Check each line for the word "color" and give how many have it. Say nothing else.

:::

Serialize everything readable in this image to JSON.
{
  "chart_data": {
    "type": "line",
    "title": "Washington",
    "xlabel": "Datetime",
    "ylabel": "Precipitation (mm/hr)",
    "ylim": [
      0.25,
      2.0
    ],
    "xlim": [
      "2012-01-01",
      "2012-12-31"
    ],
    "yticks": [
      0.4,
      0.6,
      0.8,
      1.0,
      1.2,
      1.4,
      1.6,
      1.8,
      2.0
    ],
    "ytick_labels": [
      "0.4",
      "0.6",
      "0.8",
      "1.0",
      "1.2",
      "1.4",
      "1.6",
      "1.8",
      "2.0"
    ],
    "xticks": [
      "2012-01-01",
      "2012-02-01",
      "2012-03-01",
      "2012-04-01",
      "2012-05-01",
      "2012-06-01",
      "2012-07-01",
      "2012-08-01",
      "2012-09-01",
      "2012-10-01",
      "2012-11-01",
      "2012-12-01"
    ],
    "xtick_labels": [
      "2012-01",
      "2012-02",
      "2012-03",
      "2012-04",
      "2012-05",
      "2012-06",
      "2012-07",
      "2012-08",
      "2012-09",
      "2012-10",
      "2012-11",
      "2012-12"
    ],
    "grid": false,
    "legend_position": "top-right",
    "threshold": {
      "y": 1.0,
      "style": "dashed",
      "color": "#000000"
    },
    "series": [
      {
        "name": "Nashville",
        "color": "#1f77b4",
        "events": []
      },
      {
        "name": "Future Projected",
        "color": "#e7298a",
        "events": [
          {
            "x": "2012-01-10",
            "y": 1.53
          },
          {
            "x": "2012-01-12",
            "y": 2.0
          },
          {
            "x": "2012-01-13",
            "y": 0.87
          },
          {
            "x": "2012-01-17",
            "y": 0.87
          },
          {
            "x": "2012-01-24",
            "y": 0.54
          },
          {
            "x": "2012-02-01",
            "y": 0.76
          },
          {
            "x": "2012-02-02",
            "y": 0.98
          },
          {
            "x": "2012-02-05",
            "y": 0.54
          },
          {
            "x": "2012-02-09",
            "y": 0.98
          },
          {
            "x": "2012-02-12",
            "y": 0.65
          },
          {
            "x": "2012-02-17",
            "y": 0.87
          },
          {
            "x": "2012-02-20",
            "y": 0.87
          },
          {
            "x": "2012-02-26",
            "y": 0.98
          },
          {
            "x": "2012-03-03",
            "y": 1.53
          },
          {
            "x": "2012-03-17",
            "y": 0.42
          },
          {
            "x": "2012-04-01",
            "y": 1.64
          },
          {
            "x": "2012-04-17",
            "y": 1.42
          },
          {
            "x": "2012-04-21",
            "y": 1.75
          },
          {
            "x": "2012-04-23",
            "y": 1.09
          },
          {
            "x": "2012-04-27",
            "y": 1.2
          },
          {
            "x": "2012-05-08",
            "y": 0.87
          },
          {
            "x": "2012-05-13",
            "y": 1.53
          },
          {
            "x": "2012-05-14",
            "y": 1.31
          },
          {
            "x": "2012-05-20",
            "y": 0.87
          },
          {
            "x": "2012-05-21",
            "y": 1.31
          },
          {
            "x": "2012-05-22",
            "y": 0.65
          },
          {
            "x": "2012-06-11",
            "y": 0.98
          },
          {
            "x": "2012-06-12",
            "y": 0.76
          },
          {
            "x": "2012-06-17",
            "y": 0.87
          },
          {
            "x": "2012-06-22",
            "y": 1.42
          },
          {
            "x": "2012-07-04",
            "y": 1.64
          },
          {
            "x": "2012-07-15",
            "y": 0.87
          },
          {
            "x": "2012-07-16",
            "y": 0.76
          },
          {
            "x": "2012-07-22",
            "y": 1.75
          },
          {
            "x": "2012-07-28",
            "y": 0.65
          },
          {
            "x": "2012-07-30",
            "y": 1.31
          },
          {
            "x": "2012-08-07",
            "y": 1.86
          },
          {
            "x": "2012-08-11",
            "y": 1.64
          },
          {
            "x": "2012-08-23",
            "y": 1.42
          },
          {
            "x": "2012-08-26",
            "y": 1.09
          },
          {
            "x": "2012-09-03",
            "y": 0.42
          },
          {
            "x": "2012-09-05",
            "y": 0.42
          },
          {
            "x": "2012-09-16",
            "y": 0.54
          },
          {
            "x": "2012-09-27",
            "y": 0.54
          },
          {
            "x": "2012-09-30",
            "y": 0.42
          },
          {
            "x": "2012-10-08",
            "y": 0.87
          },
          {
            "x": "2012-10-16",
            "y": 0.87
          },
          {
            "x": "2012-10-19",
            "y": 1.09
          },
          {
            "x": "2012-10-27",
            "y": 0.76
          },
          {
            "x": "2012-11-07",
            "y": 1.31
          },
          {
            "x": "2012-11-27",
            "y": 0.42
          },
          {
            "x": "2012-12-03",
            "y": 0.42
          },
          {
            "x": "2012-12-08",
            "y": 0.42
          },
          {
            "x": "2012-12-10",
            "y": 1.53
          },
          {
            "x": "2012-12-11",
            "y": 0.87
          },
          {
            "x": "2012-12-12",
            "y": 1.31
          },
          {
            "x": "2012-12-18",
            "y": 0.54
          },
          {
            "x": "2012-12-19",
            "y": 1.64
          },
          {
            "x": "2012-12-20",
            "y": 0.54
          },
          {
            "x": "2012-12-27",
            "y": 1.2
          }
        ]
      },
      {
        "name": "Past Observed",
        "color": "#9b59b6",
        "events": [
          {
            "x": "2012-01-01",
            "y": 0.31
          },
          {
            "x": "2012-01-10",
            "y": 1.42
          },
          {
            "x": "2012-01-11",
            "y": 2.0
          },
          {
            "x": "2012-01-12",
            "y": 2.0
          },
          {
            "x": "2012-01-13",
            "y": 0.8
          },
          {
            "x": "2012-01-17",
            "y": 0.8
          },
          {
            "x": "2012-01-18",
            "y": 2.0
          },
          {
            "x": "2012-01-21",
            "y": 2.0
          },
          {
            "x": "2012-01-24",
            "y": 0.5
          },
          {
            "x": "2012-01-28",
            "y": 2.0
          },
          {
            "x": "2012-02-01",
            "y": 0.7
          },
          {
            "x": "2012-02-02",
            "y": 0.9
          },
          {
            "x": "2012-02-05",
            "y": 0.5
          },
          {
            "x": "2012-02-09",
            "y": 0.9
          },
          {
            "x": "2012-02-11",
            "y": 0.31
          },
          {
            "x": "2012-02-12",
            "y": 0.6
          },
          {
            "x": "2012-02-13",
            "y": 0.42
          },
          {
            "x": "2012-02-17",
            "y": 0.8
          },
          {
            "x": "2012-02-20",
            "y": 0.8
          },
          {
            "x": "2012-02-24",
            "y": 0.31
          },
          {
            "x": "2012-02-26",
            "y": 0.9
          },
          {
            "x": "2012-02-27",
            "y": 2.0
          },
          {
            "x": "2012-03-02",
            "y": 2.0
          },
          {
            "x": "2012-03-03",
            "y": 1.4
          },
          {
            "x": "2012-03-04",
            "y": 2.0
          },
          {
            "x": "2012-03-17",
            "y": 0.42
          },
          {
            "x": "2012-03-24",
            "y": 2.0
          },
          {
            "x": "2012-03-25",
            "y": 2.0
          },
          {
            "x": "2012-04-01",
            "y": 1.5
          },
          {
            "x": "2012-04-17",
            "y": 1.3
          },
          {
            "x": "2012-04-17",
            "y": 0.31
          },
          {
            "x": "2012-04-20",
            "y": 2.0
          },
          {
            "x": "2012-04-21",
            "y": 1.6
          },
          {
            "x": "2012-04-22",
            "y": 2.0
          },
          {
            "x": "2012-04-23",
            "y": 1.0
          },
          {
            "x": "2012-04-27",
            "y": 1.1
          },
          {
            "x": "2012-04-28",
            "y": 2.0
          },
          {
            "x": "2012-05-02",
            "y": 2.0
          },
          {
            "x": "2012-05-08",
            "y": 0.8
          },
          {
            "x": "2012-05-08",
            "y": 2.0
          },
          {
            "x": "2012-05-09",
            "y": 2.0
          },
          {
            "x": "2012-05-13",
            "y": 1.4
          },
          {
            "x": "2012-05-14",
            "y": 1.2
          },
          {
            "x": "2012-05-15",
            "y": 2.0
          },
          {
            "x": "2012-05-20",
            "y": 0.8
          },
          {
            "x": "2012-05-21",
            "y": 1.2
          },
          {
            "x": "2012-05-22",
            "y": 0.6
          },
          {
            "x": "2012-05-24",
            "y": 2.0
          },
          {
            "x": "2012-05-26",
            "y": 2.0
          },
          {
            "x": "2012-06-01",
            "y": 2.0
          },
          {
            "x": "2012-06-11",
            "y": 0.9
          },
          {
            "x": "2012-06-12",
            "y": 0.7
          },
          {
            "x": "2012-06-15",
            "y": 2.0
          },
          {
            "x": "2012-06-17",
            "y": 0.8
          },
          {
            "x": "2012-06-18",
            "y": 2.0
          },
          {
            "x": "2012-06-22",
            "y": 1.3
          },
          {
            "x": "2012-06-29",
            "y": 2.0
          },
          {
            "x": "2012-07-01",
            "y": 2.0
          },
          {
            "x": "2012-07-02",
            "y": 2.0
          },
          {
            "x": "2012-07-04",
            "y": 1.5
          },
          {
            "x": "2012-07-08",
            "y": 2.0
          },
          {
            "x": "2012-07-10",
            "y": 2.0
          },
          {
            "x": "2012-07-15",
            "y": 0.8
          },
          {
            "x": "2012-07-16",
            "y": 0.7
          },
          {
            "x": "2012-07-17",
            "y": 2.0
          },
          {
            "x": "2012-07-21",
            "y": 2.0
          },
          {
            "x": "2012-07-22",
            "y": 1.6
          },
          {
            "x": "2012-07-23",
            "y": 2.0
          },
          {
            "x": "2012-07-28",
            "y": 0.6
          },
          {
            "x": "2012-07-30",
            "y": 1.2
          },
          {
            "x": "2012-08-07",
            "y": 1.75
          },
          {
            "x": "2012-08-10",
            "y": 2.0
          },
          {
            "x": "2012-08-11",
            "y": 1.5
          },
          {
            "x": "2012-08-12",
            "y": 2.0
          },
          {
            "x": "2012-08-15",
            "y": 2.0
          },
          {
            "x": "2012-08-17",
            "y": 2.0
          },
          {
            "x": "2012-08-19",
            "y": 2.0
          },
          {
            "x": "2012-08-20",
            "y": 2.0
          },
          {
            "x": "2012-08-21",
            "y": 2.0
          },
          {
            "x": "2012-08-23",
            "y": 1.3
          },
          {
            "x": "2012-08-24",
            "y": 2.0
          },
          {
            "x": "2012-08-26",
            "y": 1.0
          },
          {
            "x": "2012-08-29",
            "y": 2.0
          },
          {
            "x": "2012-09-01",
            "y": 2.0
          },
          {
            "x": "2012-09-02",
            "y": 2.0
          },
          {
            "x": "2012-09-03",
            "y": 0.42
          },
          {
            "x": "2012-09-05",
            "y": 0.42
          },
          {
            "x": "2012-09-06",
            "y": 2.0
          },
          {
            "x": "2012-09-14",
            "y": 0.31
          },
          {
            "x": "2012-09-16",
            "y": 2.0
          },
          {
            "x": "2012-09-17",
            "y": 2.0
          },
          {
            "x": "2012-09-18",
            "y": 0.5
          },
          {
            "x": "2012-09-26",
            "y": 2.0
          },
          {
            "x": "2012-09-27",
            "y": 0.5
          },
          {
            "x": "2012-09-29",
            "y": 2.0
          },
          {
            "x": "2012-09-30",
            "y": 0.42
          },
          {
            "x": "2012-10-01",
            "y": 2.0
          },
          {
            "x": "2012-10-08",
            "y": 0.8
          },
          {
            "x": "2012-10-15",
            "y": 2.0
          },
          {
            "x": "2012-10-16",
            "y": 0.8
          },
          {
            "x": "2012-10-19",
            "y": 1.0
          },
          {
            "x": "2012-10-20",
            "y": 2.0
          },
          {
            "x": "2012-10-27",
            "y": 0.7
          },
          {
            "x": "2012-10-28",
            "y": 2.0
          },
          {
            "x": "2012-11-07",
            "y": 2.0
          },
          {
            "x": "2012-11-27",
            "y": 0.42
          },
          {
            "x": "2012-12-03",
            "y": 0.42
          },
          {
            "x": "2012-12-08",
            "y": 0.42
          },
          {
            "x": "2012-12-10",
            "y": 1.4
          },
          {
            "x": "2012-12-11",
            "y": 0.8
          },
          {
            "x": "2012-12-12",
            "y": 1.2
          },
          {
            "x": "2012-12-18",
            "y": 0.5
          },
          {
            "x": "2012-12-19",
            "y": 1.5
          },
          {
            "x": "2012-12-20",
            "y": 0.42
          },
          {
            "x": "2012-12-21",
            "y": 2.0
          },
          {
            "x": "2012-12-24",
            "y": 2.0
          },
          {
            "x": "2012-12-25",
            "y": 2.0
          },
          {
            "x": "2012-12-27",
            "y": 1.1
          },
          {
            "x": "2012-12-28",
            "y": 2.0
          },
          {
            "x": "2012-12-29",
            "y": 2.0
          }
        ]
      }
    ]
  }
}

:::

Expected answer>
4